Entries taken from a collection:
%%

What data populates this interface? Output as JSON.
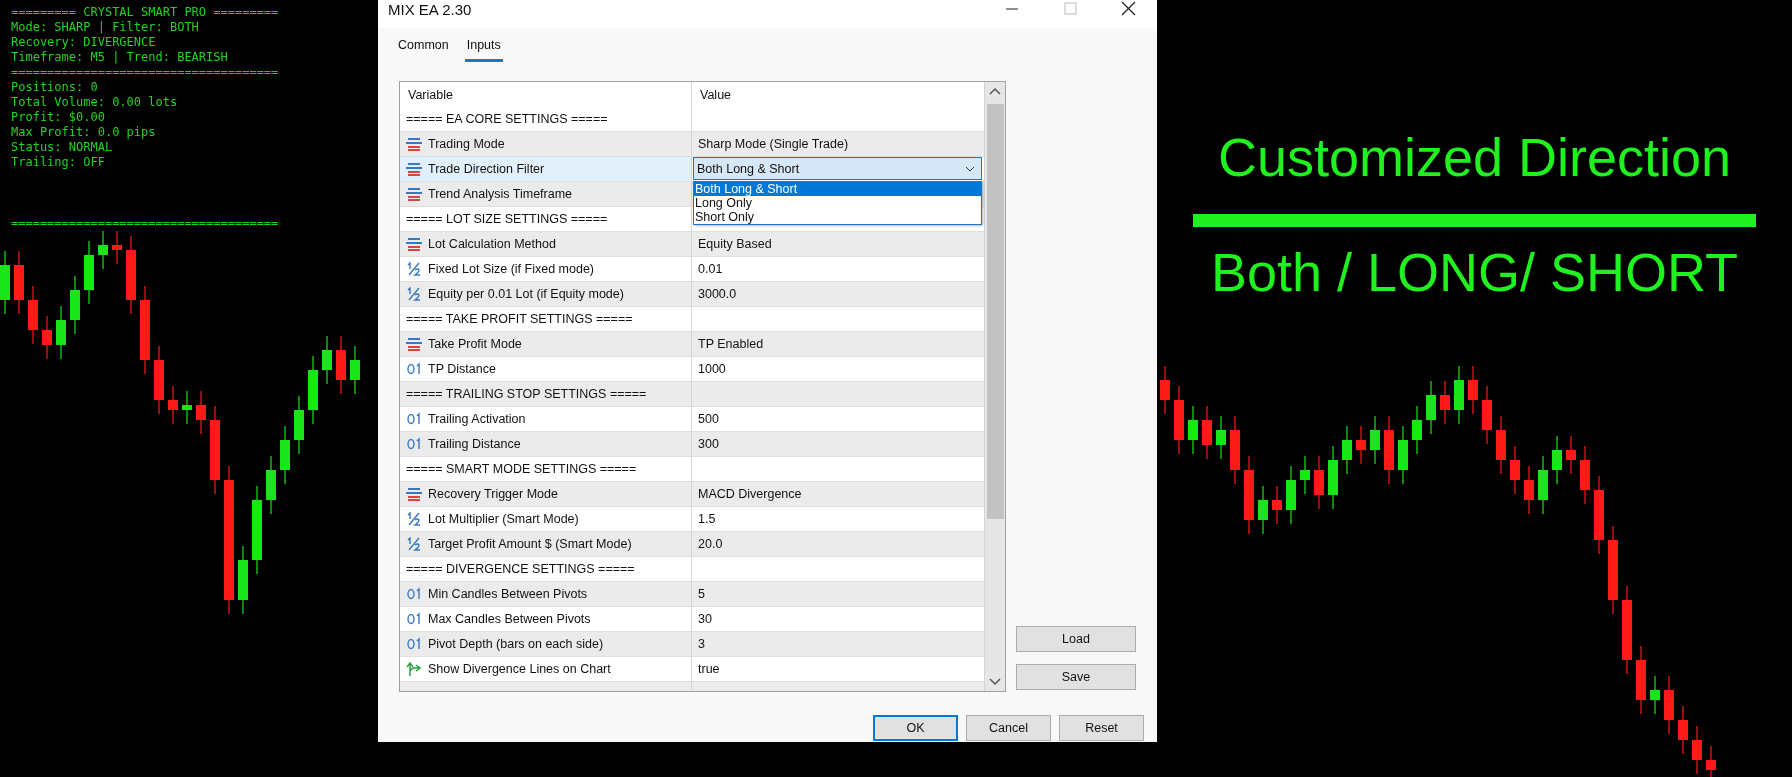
{
  "overlay": {
    "lines": [
      "========= CRYSTAL SMART PRO =========",
      "Mode: SHARP | Filter: BOTH",
      "Recovery: DIVERGENCE",
      "Timeframe: M5 | Trend: BEARISH",
      "=====================================",
      "Positions: 0",
      "Total Volume: 0.00 lots",
      "Profit: $0.00",
      "Max Profit: 0.0 pips",
      "Status: NORMAL",
      "Trailing: OFF"
    ],
    "footer": "====================================="
  },
  "window": {
    "title": "MIX EA 2.30"
  },
  "tabs": [
    {
      "label": "Common",
      "selected": false
    },
    {
      "label": "Inputs",
      "selected": true
    }
  ],
  "table": {
    "columns": [
      "Variable",
      "Value"
    ],
    "rows": [
      {
        "kind": "section",
        "variable": "===== EA CORE SETTINGS =====",
        "selected": false
      },
      {
        "kind": "enum",
        "variable": "Trading Mode",
        "value": "Sharp Mode (Single Trade)",
        "selected": false
      },
      {
        "kind": "enum",
        "variable": "Trade Direction Filter",
        "value": "Both Long & Short",
        "selected": true,
        "expanded": true,
        "options": [
          {
            "label": "Both Long & Short",
            "selected": true
          },
          {
            "label": "Long Only",
            "selected": false
          },
          {
            "label": "Short Only",
            "selected": false
          }
        ]
      },
      {
        "kind": "enum",
        "variable": "Trend Analysis Timeframe",
        "selected": false
      },
      {
        "kind": "section",
        "variable": "===== LOT SIZE SETTINGS =====",
        "selected": false
      },
      {
        "kind": "enum",
        "variable": "Lot Calculation Method",
        "value": "Equity Based",
        "selected": false
      },
      {
        "kind": "double",
        "variable": "Fixed Lot Size (if Fixed mode)",
        "value": "0.01",
        "selected": false
      },
      {
        "kind": "double",
        "variable": "Equity per 0.01 Lot (if Equity mode)",
        "value": "3000.0",
        "selected": false
      },
      {
        "kind": "section",
        "variable": "===== TAKE PROFIT SETTINGS =====",
        "selected": false
      },
      {
        "kind": "enum",
        "variable": "Take Profit Mode",
        "value": "TP Enabled",
        "selected": false
      },
      {
        "kind": "int",
        "variable": "TP Distance",
        "value": "1000",
        "selected": false
      },
      {
        "kind": "section",
        "variable": "===== TRAILING STOP SETTINGS =====",
        "selected": false
      },
      {
        "kind": "int",
        "variable": "Trailing Activation",
        "value": "500",
        "selected": false
      },
      {
        "kind": "int",
        "variable": "Trailing Distance",
        "value": "300",
        "selected": false
      },
      {
        "kind": "section",
        "variable": "===== SMART MODE SETTINGS =====",
        "selected": false
      },
      {
        "kind": "enum",
        "variable": "Recovery Trigger Mode",
        "value": "MACD Divergence",
        "selected": false
      },
      {
        "kind": "double",
        "variable": "Lot Multiplier (Smart Mode)",
        "value": "1.5",
        "selected": false
      },
      {
        "kind": "double",
        "variable": "Target Profit Amount $ (Smart Mode)",
        "value": "20.0",
        "selected": false
      },
      {
        "kind": "section",
        "variable": "===== DIVERGENCE SETTINGS =====",
        "selected": false
      },
      {
        "kind": "int",
        "variable": "Min Candles Between Pivots",
        "value": "5",
        "selected": false
      },
      {
        "kind": "int",
        "variable": "Max Candles Between Pivots",
        "value": "30",
        "selected": false
      },
      {
        "kind": "int",
        "variable": "Pivot Depth (bars on each side)",
        "value": "3",
        "selected": false
      },
      {
        "kind": "bool",
        "variable": "Show Divergence Lines on Chart",
        "value": "true",
        "selected": false
      }
    ]
  },
  "side_buttons": [
    "Load",
    "Save"
  ],
  "buttons": [
    {
      "label": "OK",
      "default": true
    },
    {
      "label": "Cancel",
      "default": false
    },
    {
      "label": "Reset",
      "default": false
    }
  ],
  "banner": {
    "title": "Customized Direction",
    "subtitle": "Both / LONG/ SHORT"
  }
}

%%

#### The exercise
Restate the data above word for word. Do not include the images.

#### Full response
What data populates this interface? Output as JSON.
{
  "overlay": {
    "lines": [
      "========= CRYSTAL SMART PRO =========",
      "Mode: SHARP | Filter: BOTH",
      "Recovery: DIVERGENCE",
      "Timeframe: M5 | Trend: BEARISH",
      "=====================================",
      "Positions: 0",
      "Total Volume: 0.00 lots",
      "Profit: $0.00",
      "Max Profit: 0.0 pips",
      "Status: NORMAL",
      "Trailing: OFF"
    ],
    "footer": "====================================="
  },
  "window": {
    "title": "MIX EA 2.30"
  },
  "tabs": [
    {
      "label": "Common",
      "selected": false
    },
    {
      "label": "Inputs",
      "selected": true
    }
  ],
  "table": {
    "columns": [
      "Variable",
      "Value"
    ],
    "rows": [
      {
        "kind": "section",
        "variable": "===== EA CORE SETTINGS =====",
        "selected": false
      },
      {
        "kind": "enum",
        "variable": "Trading Mode",
        "value": "Sharp Mode (Single Trade)",
        "selected": false
      },
      {
        "kind": "enum",
        "variable": "Trade Direction Filter",
        "value": "Both Long & Short",
        "selected": true,
        "expanded": true,
        "options": [
          {
            "label": "Both Long & Short",
            "selected": true
          },
          {
            "label": "Long Only",
            "selected": false
          },
          {
            "label": "Short Only",
            "selected": false
          }
        ]
      },
      {
        "kind": "enum",
        "variable": "Trend Analysis Timeframe",
        "selected": false
      },
      {
        "kind": "section",
        "variable": "===== LOT SIZE SETTINGS =====",
        "selected": false
      },
      {
        "kind": "enum",
        "variable": "Lot Calculation Method",
        "value": "Equity Based",
        "selected": false
      },
      {
        "kind": "double",
        "variable": "Fixed Lot Size (if Fixed mode)",
        "value": "0.01",
        "selected": false
      },
      {
        "kind": "double",
        "variable": "Equity per 0.01 Lot (if Equity mode)",
        "value": "3000.0",
        "selected": false
      },
      {
        "kind": "section",
        "variable": "===== TAKE PROFIT SETTINGS =====",
        "selected": false
      },
      {
        "kind": "enum",
        "variable": "Take Profit Mode",
        "value": "TP Enabled",
        "selected": false
      },
      {
        "kind": "int",
        "variable": "TP Distance",
        "value": "1000",
        "selected": false
      },
      {
        "kind": "section",
        "variable": "===== TRAILING STOP SETTINGS =====",
        "selected": false
      },
      {
        "kind": "int",
        "variable": "Trailing Activation",
        "value": "500",
        "selected": false
      },
      {
        "kind": "int",
        "variable": "Trailing Distance",
        "value": "300",
        "selected": false
      },
      {
        "kind": "section",
        "variable": "===== SMART MODE SETTINGS =====",
        "selected": false
      },
      {
        "kind": "enum",
        "variable": "Recovery Trigger Mode",
        "value": "MACD Divergence",
        "selected": false
      },
      {
        "kind": "double",
        "variable": "Lot Multiplier (Smart Mode)",
        "value": "1.5",
        "selected": false
      },
      {
        "kind": "double",
        "variable": "Target Profit Amount $ (Smart Mode)",
        "value": "20.0",
        "selected": false
      },
      {
        "kind": "section",
        "variable": "===== DIVERGENCE SETTINGS =====",
        "selected": false
      },
      {
        "kind": "int",
        "variable": "Min Candles Between Pivots",
        "value": "5",
        "selected": false
      },
      {
        "kind": "int",
        "variable": "Max Candles Between Pivots",
        "value": "30",
        "selected": false
      },
      {
        "kind": "int",
        "variable": "Pivot Depth (bars on each side)",
        "value": "3",
        "selected": false
      },
      {
        "kind": "bool",
        "variable": "Show Divergence Lines on Chart",
        "value": "true",
        "selected": false
      }
    ]
  },
  "side_buttons": [
    "Load",
    "Save"
  ],
  "buttons": [
    {
      "label": "OK",
      "default": true
    },
    {
      "label": "Cancel",
      "default": false
    },
    {
      "label": "Reset",
      "default": false
    }
  ],
  "banner": {
    "title": "Customized Direction",
    "subtitle": "Both / LONG/ SHORT"
  }
}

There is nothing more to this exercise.